- **Set task**
Find every line containing the word "text" and report the count, nothing more.

- **Material for this task**
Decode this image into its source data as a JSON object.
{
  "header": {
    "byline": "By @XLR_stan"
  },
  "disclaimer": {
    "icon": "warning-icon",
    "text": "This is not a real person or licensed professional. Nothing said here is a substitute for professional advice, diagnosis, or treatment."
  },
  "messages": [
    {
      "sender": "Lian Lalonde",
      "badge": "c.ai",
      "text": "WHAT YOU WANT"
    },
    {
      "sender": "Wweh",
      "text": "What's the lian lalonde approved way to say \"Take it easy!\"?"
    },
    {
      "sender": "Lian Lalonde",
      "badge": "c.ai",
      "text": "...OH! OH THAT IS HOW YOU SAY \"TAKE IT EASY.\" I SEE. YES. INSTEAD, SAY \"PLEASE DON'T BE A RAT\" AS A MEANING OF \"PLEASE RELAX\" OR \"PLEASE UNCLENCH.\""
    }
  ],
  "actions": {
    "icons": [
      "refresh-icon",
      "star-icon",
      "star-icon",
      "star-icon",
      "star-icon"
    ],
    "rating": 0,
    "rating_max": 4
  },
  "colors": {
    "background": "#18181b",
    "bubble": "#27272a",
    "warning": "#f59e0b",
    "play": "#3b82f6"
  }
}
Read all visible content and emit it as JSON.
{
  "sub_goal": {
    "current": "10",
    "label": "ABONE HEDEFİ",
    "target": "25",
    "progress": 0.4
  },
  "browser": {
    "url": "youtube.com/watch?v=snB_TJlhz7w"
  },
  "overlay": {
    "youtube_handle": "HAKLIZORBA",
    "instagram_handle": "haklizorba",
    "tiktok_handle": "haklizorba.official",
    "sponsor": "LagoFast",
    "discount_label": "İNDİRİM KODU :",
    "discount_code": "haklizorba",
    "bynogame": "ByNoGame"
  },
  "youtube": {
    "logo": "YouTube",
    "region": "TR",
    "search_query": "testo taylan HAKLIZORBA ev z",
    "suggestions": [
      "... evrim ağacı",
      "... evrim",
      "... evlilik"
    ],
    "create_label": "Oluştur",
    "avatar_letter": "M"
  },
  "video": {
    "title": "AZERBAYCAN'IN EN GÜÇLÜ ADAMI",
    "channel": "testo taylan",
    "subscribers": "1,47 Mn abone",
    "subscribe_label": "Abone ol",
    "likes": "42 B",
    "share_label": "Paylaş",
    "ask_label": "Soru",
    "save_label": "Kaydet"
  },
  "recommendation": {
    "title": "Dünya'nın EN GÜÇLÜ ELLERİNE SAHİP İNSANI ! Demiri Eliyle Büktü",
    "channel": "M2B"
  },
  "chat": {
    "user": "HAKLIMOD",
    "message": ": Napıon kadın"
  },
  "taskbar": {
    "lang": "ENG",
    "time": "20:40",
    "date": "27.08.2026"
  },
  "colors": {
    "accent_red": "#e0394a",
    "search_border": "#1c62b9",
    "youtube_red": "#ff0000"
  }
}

- **Result below**
4